■ What to do:
Look below for the line that contains "Give me a plain-text", then quote it and all the lines after it, exactly, with the pictures left out.

■ Extracted entries:
===============
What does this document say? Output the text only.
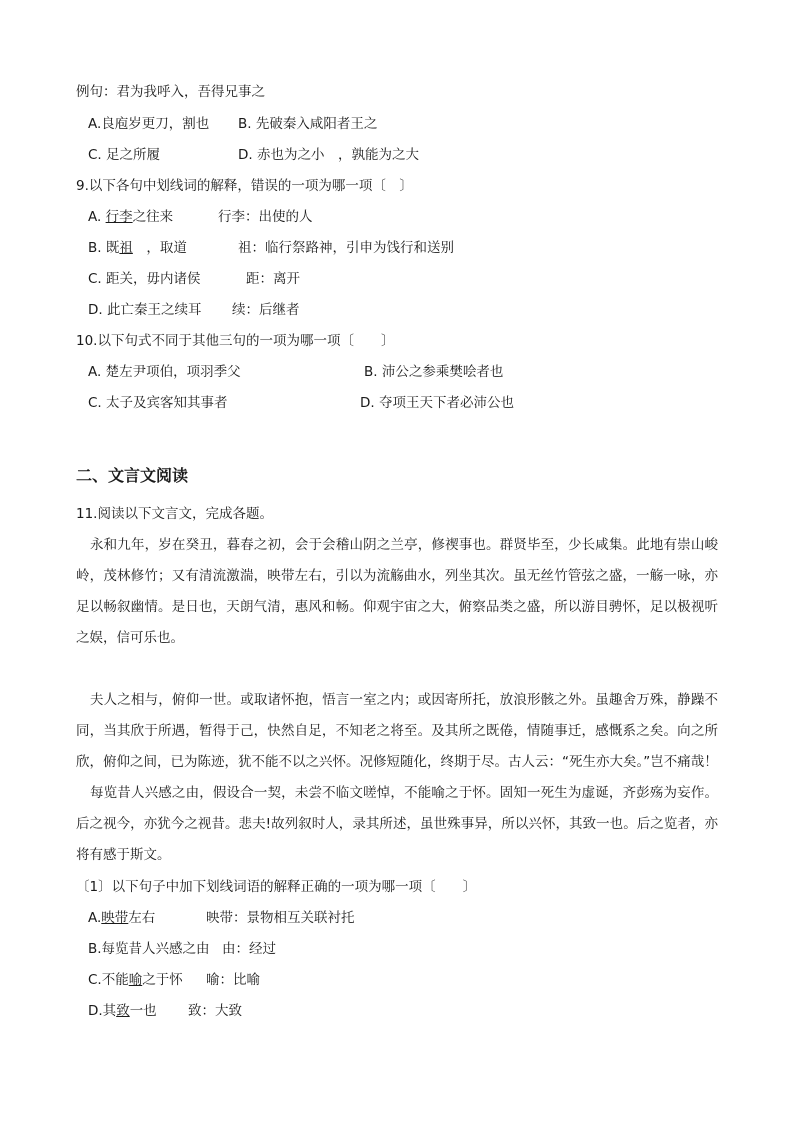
例句：君为我呼入，吾得兄事之
A.良庖岁更刀，割也 B. 先破秦入咸阳者王之
C. 足之所履	D. 赤也为之小　，孰能为之大
9.以下各句中划线词的解释，错误的一项为哪一项〔　〕
A. 行李之往来	行李：出使的人
B. 既祖　，取道	祖：临行祭路神，引申为饯行和送别
C. 距关，毋内诸侯	距：离开
D. 此亡秦王之续耳 续：后继者
10.以下句式不同于其他三句的一项为哪一项〔　　〕
A. 楚左尹项伯，项羽季父	B. 沛公之参乘樊哙者也
C. 太子及宾客知其事者	D. 夺项王天下者必沛公也
二、文言文阅读
11.阅读以下文言文，完成各题。
永和九年，岁在癸丑，暮春之初，会于会稽山阴之兰亭，修禊事也。群贤毕至，少长咸集。此地有崇山峻岭，茂林修竹；又有清流激湍，映带左右，引以为流觞曲水，列坐其次。虽无丝竹管弦之盛，一觞一咏，亦足以畅叙幽情。是日也，天朗气清，惠风和畅。仰观宇宙之大，俯察品类之盛，所以游目骋怀，足以极视听之娱，信可乐也。
夫人之相与，俯仰一世。或取诸怀抱，悟言一室之内；或因寄所托，放浪形骸之外。虽趣舍万殊，静躁不同，当其欣于所遇，暂得于己，快然自足，不知老之将至。及其所之既倦，情随事迁，感慨系之矣。向之所欣，俯仰之间，已为陈迹，犹不能不以之兴怀。况修短随化，终期于尽。古人云：“死生亦大矣。”岂不痛哉！
每览昔人兴感之由，假设合一契，未尝不临文嗟悼，不能喻之于怀。固知一死生为虚诞，齐彭殇为妄作。后之视今，亦犹今之视昔。悲夫!故列叙时人，录其所述，虽世殊事异，所以兴怀，其致一也。后之览者，亦将有感于斯文。
〔1〕以下句子中加下划线词语的解释正确的一项为哪一项〔　　〕
A.映带左右	映带：景物相互关联衬托
B.每览昔人兴感之由 由：经过
C.不能喻之于怀 喻：比喻
D.其致一也 致：大致
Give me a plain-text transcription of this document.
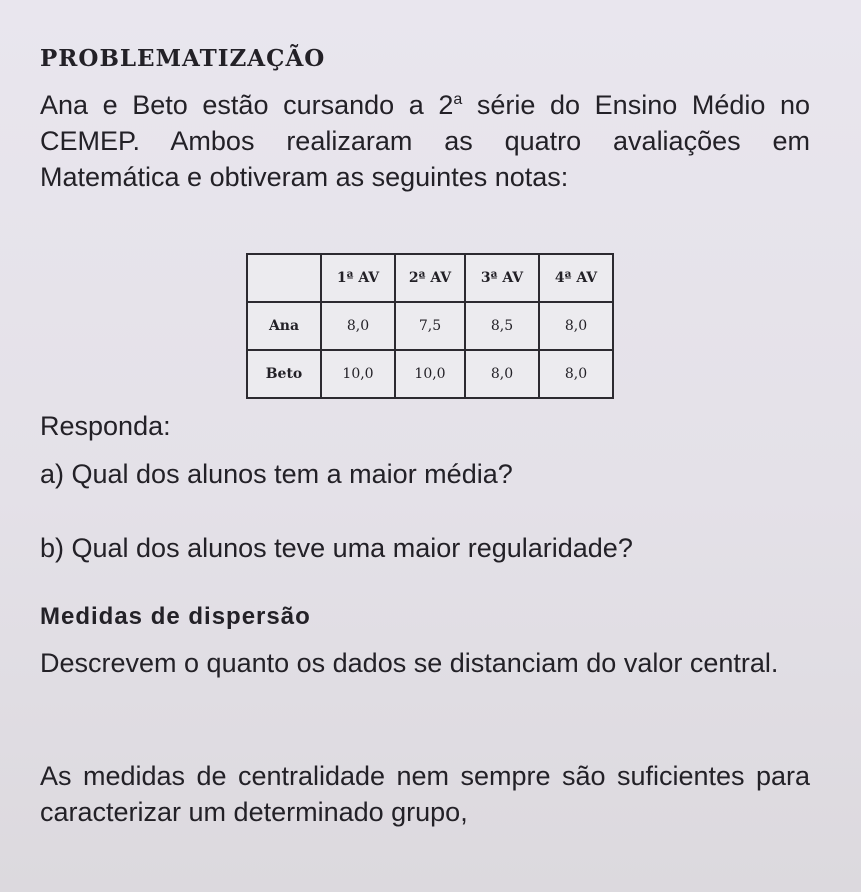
PROBLEMATIZAÇÃO
Ana e Beto estão cursando a 2$^a$ série do Ensino Médio no CEMEP. Ambos realizaram as quatro avaliações em Matemática e obtiveram as seguintes notas:
	1ª AV	2ª AV	3ª AV	4ª AV
Ana	8,0	7,5	8,5	8,0
Beto	10,0	10,0	8,0	8,0
Responda:
a) Qual dos alunos tem a maior média?
b) Qual dos alunos teve uma maior regularidade?
Medidas de dispersão
Descrevem o quanto os dados se distanciam do valor central.
As medidas de centralidade nem sempre são suficientes para caracterizar um determinado grupo,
===============
■ Final result:
Give me a plain-text transcription of this document.
PROBLEMATIZAÇÃO
Ana e Beto estão cursando a 2$^a$ série do Ensino Médio no CEMEP. Ambos realizaram as quatro avaliações em Matemática e obtiveram as seguintes notas:
	1ª AV	2ª AV	3ª AV	4ª AV
Ana	8,0	7,5	8,5	8,0
Beto	10,0	10,0	8,0	8,0
Responda:
a) Qual dos alunos tem a maior média?
b) Qual dos alunos teve uma maior regularidade?
Medidas de dispersão
Descrevem o quanto os dados se distanciam do valor central.
As medidas de centralidade nem sempre são suficientes para caracterizar um determinado grupo,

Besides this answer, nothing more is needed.